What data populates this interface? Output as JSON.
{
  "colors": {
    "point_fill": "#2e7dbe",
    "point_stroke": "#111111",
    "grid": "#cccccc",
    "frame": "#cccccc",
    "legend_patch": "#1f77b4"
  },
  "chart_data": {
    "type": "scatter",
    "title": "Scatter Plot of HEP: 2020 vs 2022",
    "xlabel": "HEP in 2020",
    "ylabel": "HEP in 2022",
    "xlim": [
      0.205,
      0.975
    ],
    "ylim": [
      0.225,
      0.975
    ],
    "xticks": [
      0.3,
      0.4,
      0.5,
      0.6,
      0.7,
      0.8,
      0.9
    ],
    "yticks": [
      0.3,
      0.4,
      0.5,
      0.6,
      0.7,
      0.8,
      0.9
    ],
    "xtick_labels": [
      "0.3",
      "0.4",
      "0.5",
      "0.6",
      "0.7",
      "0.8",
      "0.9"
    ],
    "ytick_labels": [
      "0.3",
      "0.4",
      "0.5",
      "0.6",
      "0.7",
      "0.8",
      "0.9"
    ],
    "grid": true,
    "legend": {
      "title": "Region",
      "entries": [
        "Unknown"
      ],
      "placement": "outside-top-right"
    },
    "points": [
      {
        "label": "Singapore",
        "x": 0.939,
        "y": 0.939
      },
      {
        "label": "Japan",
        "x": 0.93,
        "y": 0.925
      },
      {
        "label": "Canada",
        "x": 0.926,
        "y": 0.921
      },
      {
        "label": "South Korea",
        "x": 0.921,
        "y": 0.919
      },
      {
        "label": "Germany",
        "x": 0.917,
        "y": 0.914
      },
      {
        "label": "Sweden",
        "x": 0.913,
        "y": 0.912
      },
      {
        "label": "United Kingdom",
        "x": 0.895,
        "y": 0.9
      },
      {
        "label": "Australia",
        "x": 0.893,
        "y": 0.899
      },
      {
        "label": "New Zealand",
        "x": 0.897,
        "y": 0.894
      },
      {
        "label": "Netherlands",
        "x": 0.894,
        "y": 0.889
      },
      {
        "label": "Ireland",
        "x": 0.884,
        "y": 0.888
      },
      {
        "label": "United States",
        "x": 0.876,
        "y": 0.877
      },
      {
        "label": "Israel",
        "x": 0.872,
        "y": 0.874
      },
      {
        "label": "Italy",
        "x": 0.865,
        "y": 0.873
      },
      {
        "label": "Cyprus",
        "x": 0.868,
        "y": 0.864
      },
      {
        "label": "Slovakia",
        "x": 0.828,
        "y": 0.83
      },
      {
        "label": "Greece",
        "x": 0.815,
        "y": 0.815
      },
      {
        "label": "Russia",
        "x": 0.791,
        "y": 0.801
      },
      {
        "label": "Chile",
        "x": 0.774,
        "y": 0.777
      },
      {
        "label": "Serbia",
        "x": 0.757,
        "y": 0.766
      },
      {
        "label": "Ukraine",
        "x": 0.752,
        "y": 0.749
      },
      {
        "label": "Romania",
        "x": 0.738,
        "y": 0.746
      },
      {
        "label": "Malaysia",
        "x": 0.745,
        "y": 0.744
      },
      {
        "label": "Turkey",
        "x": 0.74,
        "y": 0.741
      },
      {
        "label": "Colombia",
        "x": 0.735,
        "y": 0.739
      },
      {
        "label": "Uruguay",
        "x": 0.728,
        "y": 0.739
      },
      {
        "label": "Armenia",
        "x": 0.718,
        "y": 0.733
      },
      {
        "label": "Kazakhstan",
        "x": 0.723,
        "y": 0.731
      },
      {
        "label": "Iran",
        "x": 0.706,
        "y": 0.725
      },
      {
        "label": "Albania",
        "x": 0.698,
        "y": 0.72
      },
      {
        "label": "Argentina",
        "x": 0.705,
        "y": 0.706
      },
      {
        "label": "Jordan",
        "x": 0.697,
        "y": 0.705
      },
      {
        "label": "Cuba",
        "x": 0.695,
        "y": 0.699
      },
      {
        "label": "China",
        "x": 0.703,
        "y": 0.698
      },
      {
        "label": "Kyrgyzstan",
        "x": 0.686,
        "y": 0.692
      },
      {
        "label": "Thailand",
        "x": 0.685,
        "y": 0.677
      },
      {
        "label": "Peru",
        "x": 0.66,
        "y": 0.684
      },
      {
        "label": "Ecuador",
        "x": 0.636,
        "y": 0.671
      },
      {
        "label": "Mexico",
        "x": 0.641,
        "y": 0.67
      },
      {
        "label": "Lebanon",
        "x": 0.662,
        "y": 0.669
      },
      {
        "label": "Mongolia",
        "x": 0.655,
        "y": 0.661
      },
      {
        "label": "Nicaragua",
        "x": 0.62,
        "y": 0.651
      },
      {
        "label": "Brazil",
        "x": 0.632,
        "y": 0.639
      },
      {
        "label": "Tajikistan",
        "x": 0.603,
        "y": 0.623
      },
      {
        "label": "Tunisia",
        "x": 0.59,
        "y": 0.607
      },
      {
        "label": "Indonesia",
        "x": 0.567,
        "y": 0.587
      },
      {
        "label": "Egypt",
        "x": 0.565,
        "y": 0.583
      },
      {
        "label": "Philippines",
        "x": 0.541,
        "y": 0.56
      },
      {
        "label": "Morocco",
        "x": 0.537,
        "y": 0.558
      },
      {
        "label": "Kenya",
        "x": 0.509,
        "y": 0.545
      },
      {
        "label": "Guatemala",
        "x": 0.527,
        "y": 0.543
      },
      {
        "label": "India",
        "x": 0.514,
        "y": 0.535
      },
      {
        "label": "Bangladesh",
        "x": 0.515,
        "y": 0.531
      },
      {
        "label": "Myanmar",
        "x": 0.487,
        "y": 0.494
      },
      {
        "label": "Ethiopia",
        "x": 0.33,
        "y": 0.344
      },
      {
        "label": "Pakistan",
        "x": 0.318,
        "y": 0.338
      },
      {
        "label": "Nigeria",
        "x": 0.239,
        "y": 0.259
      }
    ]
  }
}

**What to do:** Please output the entire listing exactly as it stands.

**Full answer:**
What data populates this interface? Output as JSON.
{
  "colors": {
    "point_fill": "#2e7dbe",
    "point_stroke": "#111111",
    "grid": "#cccccc",
    "frame": "#cccccc",
    "legend_patch": "#1f77b4"
  },
  "chart_data": {
    "type": "scatter",
    "title": "Scatter Plot of HEP: 2020 vs 2022",
    "xlabel": "HEP in 2020",
    "ylabel": "HEP in 2022",
    "xlim": [
      0.205,
      0.975
    ],
    "ylim": [
      0.225,
      0.975
    ],
    "xticks": [
      0.3,
      0.4,
      0.5,
      0.6,
      0.7,
      0.8,
      0.9
    ],
    "yticks": [
      0.3,
      0.4,
      0.5,
      0.6,
      0.7,
      0.8,
      0.9
    ],
    "xtick_labels": [
      "0.3",
      "0.4",
      "0.5",
      "0.6",
      "0.7",
      "0.8",
      "0.9"
    ],
    "ytick_labels": [
      "0.3",
      "0.4",
      "0.5",
      "0.6",
      "0.7",
      "0.8",
      "0.9"
    ],
    "grid": true,
    "legend": {
      "title": "Region",
      "entries": [
        "Unknown"
      ],
      "placement": "outside-top-right"
    },
    "points": [
      {
        "label": "Singapore",
        "x": 0.939,
        "y": 0.939
      },
      {
        "label": "Japan",
        "x": 0.93,
        "y": 0.925
      },
      {
        "label": "Canada",
        "x": 0.926,
        "y": 0.921
      },
      {
        "label": "South Korea",
        "x": 0.921,
        "y": 0.919
      },
      {
        "label": "Germany",
        "x": 0.917,
        "y": 0.914
      },
      {
        "label": "Sweden",
        "x": 0.913,
        "y": 0.912
      },
      {
        "label": "United Kingdom",
        "x": 0.895,
        "y": 0.9
      },
      {
        "label": "Australia",
        "x": 0.893,
        "y": 0.899
      },
      {
        "label": "New Zealand",
        "x": 0.897,
        "y": 0.894
      },
      {
        "label": "Netherlands",
        "x": 0.894,
        "y": 0.889
      },
      {
        "label": "Ireland",
        "x": 0.884,
        "y": 0.888
      },
      {
        "label": "United States",
        "x": 0.876,
        "y": 0.877
      },
      {
        "label": "Israel",
        "x": 0.872,
        "y": 0.874
      },
      {
        "label": "Italy",
        "x": 0.865,
        "y": 0.873
      },
      {
        "label": "Cyprus",
        "x": 0.868,
        "y": 0.864
      },
      {
        "label": "Slovakia",
        "x": 0.828,
        "y": 0.83
      },
      {
        "label": "Greece",
        "x": 0.815,
        "y": 0.815
      },
      {
        "label": "Russia",
        "x": 0.791,
        "y": 0.801
      },
      {
        "label": "Chile",
        "x": 0.774,
        "y": 0.777
      },
      {
        "label": "Serbia",
        "x": 0.757,
        "y": 0.766
      },
      {
        "label": "Ukraine",
        "x": 0.752,
        "y": 0.749
      },
      {
        "label": "Romania",
        "x": 0.738,
        "y": 0.746
      },
      {
        "label": "Malaysia",
        "x": 0.745,
        "y": 0.744
      },
      {
        "label": "Turkey",
        "x": 0.74,
        "y": 0.741
      },
      {
        "label": "Colombia",
        "x": 0.735,
        "y": 0.739
      },
      {
        "label": "Uruguay",
        "x": 0.728,
        "y": 0.739
      },
      {
        "label": "Armenia",
        "x": 0.718,
        "y": 0.733
      },
      {
        "label": "Kazakhstan",
        "x": 0.723,
        "y": 0.731
      },
      {
        "label": "Iran",
        "x": 0.706,
        "y": 0.725
      },
      {
        "label": "Albania",
        "x": 0.698,
        "y": 0.72
      },
      {
        "label": "Argentina",
        "x": 0.705,
        "y": 0.706
      },
      {
        "label": "Jordan",
        "x": 0.697,
        "y": 0.705
      },
      {
        "label": "Cuba",
        "x": 0.695,
        "y": 0.699
      },
      {
        "label": "China",
        "x": 0.703,
        "y": 0.698
      },
      {
        "label": "Kyrgyzstan",
        "x": 0.686,
        "y": 0.692
      },
      {
        "label": "Thailand",
        "x": 0.685,
        "y": 0.677
      },
      {
        "label": "Peru",
        "x": 0.66,
        "y": 0.684
      },
      {
        "label": "Ecuador",
        "x": 0.636,
        "y": 0.671
      },
      {
        "label": "Mexico",
        "x": 0.641,
        "y": 0.67
      },
      {
        "label": "Lebanon",
        "x": 0.662,
        "y": 0.669
      },
      {
        "label": "Mongolia",
        "x": 0.655,
        "y": 0.661
      },
      {
        "label": "Nicaragua",
        "x": 0.62,
        "y": 0.651
      },
      {
        "label": "Brazil",
        "x": 0.632,
        "y": 0.639
      },
      {
        "label": "Tajikistan",
        "x": 0.603,
        "y": 0.623
      },
      {
        "label": "Tunisia",
        "x": 0.59,
        "y": 0.607
      },
      {
        "label": "Indonesia",
        "x": 0.567,
        "y": 0.587
      },
      {
        "label": "Egypt",
        "x": 0.565,
        "y": 0.583
      },
      {
        "label": "Philippines",
        "x": 0.541,
        "y": 0.56
      },
      {
        "label": "Morocco",
        "x": 0.537,
        "y": 0.558
      },
      {
        "label": "Kenya",
        "x": 0.509,
        "y": 0.545
      },
      {
        "label": "Guatemala",
        "x": 0.527,
        "y": 0.543
      },
      {
        "label": "India",
        "x": 0.514,
        "y": 0.535
      },
      {
        "label": "Bangladesh",
        "x": 0.515,
        "y": 0.531
      },
      {
        "label": "Myanmar",
        "x": 0.487,
        "y": 0.494
      },
      {
        "label": "Ethiopia",
        "x": 0.33,
        "y": 0.344
      },
      {
        "label": "Pakistan",
        "x": 0.318,
        "y": 0.338
      },
      {
        "label": "Nigeria",
        "x": 0.239,
        "y": 0.259
      }
    ]
  }
}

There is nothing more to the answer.